▶ _What the task asks_: Will you write out the data exactly, excluding every picture?

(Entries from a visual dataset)

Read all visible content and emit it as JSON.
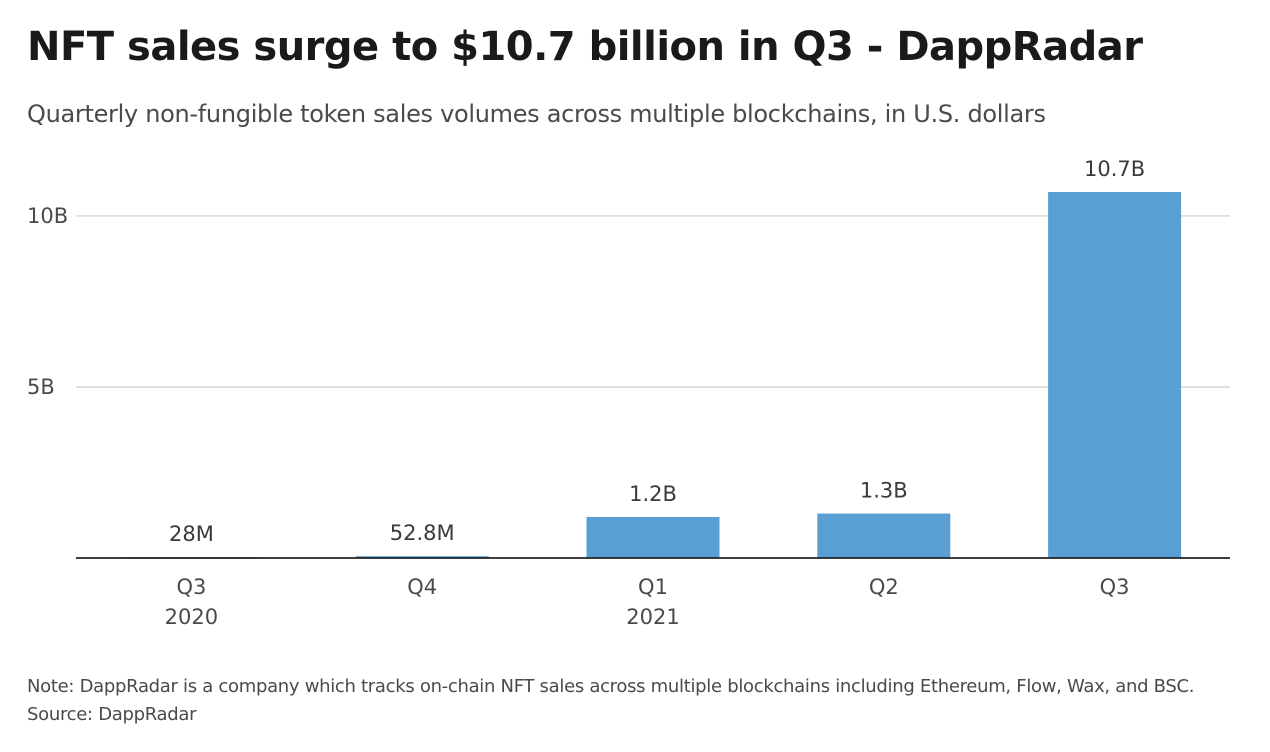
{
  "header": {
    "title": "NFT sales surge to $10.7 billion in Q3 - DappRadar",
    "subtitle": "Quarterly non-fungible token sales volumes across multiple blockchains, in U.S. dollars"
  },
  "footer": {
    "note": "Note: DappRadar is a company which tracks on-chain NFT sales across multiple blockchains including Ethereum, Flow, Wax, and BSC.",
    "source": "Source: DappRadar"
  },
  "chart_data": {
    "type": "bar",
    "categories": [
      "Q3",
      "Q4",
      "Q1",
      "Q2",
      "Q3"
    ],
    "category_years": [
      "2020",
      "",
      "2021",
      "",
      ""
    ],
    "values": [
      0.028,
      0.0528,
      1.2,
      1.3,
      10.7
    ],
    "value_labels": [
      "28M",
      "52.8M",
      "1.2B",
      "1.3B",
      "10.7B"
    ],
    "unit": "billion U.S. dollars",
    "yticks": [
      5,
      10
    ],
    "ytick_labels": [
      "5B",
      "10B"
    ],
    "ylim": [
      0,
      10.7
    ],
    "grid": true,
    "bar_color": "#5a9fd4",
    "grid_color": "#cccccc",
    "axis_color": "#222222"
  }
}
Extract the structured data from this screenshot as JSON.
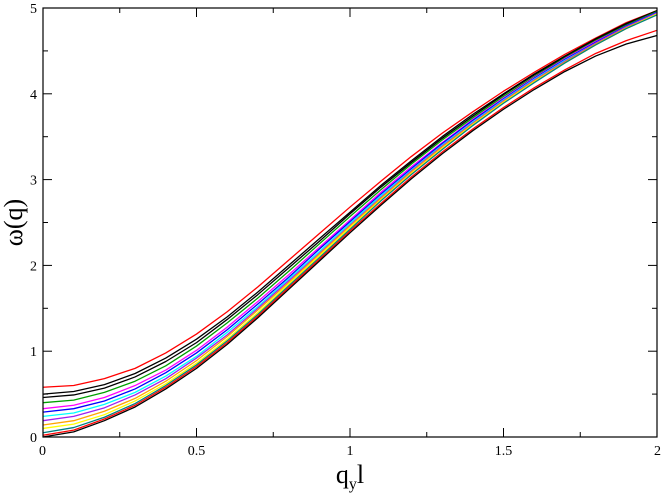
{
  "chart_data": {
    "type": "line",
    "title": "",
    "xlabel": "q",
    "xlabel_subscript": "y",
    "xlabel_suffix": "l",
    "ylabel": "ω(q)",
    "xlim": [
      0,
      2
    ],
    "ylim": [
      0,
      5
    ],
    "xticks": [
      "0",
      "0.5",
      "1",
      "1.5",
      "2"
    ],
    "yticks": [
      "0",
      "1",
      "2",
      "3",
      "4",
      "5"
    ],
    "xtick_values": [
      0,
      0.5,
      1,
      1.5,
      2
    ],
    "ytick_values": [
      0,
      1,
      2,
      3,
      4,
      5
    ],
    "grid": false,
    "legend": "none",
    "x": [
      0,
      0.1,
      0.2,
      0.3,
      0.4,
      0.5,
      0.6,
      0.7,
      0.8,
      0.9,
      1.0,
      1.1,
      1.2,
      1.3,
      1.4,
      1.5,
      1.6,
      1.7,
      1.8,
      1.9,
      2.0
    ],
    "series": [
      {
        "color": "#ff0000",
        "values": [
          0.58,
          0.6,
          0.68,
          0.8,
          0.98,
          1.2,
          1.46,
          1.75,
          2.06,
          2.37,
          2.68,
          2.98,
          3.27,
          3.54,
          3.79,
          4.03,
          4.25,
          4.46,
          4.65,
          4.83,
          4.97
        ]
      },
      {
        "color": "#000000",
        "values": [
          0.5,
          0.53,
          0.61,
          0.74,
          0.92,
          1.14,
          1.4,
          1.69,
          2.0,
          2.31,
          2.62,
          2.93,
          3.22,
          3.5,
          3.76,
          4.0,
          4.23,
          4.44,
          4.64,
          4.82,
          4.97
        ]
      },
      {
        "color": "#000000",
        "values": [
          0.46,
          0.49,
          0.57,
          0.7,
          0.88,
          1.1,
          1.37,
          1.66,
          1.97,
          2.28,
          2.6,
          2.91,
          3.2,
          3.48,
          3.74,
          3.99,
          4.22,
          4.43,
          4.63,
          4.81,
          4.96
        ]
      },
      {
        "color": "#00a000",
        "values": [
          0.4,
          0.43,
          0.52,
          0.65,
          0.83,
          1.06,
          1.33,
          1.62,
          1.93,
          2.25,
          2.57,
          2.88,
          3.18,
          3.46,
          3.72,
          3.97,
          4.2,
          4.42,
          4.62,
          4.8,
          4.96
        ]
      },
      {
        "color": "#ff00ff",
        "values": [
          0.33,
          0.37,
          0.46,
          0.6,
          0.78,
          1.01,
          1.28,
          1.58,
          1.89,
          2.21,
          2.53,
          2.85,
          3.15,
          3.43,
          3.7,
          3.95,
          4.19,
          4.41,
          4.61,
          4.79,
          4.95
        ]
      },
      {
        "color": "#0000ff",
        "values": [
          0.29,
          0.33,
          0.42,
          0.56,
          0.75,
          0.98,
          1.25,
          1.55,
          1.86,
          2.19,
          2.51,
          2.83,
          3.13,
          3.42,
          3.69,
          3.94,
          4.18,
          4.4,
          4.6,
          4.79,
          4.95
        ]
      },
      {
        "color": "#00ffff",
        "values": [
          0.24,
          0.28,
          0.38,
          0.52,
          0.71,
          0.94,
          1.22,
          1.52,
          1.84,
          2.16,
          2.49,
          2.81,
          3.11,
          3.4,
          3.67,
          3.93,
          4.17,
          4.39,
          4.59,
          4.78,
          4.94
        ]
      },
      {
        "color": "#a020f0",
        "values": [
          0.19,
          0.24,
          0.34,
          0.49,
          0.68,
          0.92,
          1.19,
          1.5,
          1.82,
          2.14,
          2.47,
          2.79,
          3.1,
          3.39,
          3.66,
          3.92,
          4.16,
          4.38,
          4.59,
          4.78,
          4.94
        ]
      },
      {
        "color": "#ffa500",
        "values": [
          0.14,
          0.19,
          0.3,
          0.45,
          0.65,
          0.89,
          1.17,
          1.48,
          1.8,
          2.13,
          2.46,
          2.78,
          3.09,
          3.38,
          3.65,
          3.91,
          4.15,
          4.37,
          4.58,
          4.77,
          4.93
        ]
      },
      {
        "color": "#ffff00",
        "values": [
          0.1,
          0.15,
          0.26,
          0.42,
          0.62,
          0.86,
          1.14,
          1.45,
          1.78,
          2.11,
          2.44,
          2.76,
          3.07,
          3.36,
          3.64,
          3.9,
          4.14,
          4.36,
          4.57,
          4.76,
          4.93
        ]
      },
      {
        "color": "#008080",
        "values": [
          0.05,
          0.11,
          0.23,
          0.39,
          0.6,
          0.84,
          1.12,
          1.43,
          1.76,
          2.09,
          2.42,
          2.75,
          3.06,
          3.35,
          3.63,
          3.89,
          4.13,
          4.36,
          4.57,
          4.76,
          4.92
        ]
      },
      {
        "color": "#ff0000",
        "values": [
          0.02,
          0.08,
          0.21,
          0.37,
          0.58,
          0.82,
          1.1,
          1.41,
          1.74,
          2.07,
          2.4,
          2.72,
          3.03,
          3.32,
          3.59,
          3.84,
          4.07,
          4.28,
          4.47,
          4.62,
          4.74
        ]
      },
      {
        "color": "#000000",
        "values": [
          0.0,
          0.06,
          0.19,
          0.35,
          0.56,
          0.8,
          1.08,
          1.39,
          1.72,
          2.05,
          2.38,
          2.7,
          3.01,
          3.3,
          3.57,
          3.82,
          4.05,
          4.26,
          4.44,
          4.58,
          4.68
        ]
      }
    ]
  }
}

▶ _Result_:
Read all visible content and emit it as JSON.
{
  "header": {
    "title": "NFT sales surge to $10.7 billion in Q3 - DappRadar",
    "subtitle": "Quarterly non-fungible token sales volumes across multiple blockchains, in U.S. dollars"
  },
  "footer": {
    "note": "Note: DappRadar is a company which tracks on-chain NFT sales across multiple blockchains including Ethereum, Flow, Wax, and BSC.",
    "source": "Source: DappRadar"
  },
  "chart_data": {
    "type": "bar",
    "categories": [
      "Q3",
      "Q4",
      "Q1",
      "Q2",
      "Q3"
    ],
    "category_years": [
      "2020",
      "",
      "2021",
      "",
      ""
    ],
    "values": [
      0.028,
      0.0528,
      1.2,
      1.3,
      10.7
    ],
    "value_labels": [
      "28M",
      "52.8M",
      "1.2B",
      "1.3B",
      "10.7B"
    ],
    "unit": "billion U.S. dollars",
    "yticks": [
      5,
      10
    ],
    "ytick_labels": [
      "5B",
      "10B"
    ],
    "ylim": [
      0,
      10.7
    ],
    "grid": true,
    "bar_color": "#5a9fd4",
    "grid_color": "#cccccc",
    "axis_color": "#222222"
  }
}
Extract the structured data from this screenshot as JSON.
{
  "chart_data": {
    "type": "line",
    "title": "",
    "xlabel": "q",
    "xlabel_subscript": "y",
    "xlabel_suffix": "l",
    "ylabel": "ω(q)",
    "xlim": [
      0,
      2
    ],
    "ylim": [
      0,
      5
    ],
    "xticks": [
      "0",
      "0.5",
      "1",
      "1.5",
      "2"
    ],
    "yticks": [
      "0",
      "1",
      "2",
      "3",
      "4",
      "5"
    ],
    "xtick_values": [
      0,
      0.5,
      1,
      1.5,
      2
    ],
    "ytick_values": [
      0,
      1,
      2,
      3,
      4,
      5
    ],
    "grid": false,
    "legend": "none",
    "x": [
      0,
      0.1,
      0.2,
      0.3,
      0.4,
      0.5,
      0.6,
      0.7,
      0.8,
      0.9,
      1.0,
      1.1,
      1.2,
      1.3,
      1.4,
      1.5,
      1.6,
      1.7,
      1.8,
      1.9,
      2.0
    ],
    "series": [
      {
        "color": "#ff0000",
        "values": [
          0.58,
          0.6,
          0.68,
          0.8,
          0.98,
          1.2,
          1.46,
          1.75,
          2.06,
          2.37,
          2.68,
          2.98,
          3.27,
          3.54,
          3.79,
          4.03,
          4.25,
          4.46,
          4.65,
          4.83,
          4.97
        ]
      },
      {
        "color": "#000000",
        "values": [
          0.5,
          0.53,
          0.61,
          0.74,
          0.92,
          1.14,
          1.4,
          1.69,
          2.0,
          2.31,
          2.62,
          2.93,
          3.22,
          3.5,
          3.76,
          4.0,
          4.23,
          4.44,
          4.64,
          4.82,
          4.97
        ]
      },
      {
        "color": "#000000",
        "values": [
          0.46,
          0.49,
          0.57,
          0.7,
          0.88,
          1.1,
          1.37,
          1.66,
          1.97,
          2.28,
          2.6,
          2.91,
          3.2,
          3.48,
          3.74,
          3.99,
          4.22,
          4.43,
          4.63,
          4.81,
          4.96
        ]
      },
      {
        "color": "#00a000",
        "values": [
          0.4,
          0.43,
          0.52,
          0.65,
          0.83,
          1.06,
          1.33,
          1.62,
          1.93,
          2.25,
          2.57,
          2.88,
          3.18,
          3.46,
          3.72,
          3.97,
          4.2,
          4.42,
          4.62,
          4.8,
          4.96
        ]
      },
      {
        "color": "#ff00ff",
        "values": [
          0.33,
          0.37,
          0.46,
          0.6,
          0.78,
          1.01,
          1.28,
          1.58,
          1.89,
          2.21,
          2.53,
          2.85,
          3.15,
          3.43,
          3.7,
          3.95,
          4.19,
          4.41,
          4.61,
          4.79,
          4.95
        ]
      },
      {
        "color": "#0000ff",
        "values": [
          0.29,
          0.33,
          0.42,
          0.56,
          0.75,
          0.98,
          1.25,
          1.55,
          1.86,
          2.19,
          2.51,
          2.83,
          3.13,
          3.42,
          3.69,
          3.94,
          4.18,
          4.4,
          4.6,
          4.79,
          4.95
        ]
      },
      {
        "color": "#00ffff",
        "values": [
          0.24,
          0.28,
          0.38,
          0.52,
          0.71,
          0.94,
          1.22,
          1.52,
          1.84,
          2.16,
          2.49,
          2.81,
          3.11,
          3.4,
          3.67,
          3.93,
          4.17,
          4.39,
          4.59,
          4.78,
          4.94
        ]
      },
      {
        "color": "#a020f0",
        "values": [
          0.19,
          0.24,
          0.34,
          0.49,
          0.68,
          0.92,
          1.19,
          1.5,
          1.82,
          2.14,
          2.47,
          2.79,
          3.1,
          3.39,
          3.66,
          3.92,
          4.16,
          4.38,
          4.59,
          4.78,
          4.94
        ]
      },
      {
        "color": "#ffa500",
        "values": [
          0.14,
          0.19,
          0.3,
          0.45,
          0.65,
          0.89,
          1.17,
          1.48,
          1.8,
          2.13,
          2.46,
          2.78,
          3.09,
          3.38,
          3.65,
          3.91,
          4.15,
          4.37,
          4.58,
          4.77,
          4.93
        ]
      },
      {
        "color": "#ffff00",
        "values": [
          0.1,
          0.15,
          0.26,
          0.42,
          0.62,
          0.86,
          1.14,
          1.45,
          1.78,
          2.11,
          2.44,
          2.76,
          3.07,
          3.36,
          3.64,
          3.9,
          4.14,
          4.36,
          4.57,
          4.76,
          4.93
        ]
      },
      {
        "color": "#008080",
        "values": [
          0.05,
          0.11,
          0.23,
          0.39,
          0.6,
          0.84,
          1.12,
          1.43,
          1.76,
          2.09,
          2.42,
          2.75,
          3.06,
          3.35,
          3.63,
          3.89,
          4.13,
          4.36,
          4.57,
          4.76,
          4.92
        ]
      },
      {
        "color": "#ff0000",
        "values": [
          0.02,
          0.08,
          0.21,
          0.37,
          0.58,
          0.82,
          1.1,
          1.41,
          1.74,
          2.07,
          2.4,
          2.72,
          3.03,
          3.32,
          3.59,
          3.84,
          4.07,
          4.28,
          4.47,
          4.62,
          4.74
        ]
      },
      {
        "color": "#000000",
        "values": [
          0.0,
          0.06,
          0.19,
          0.35,
          0.56,
          0.8,
          1.08,
          1.39,
          1.72,
          2.05,
          2.38,
          2.7,
          3.01,
          3.3,
          3.57,
          3.82,
          4.05,
          4.26,
          4.44,
          4.58,
          4.68
        ]
      }
    ]
  }
}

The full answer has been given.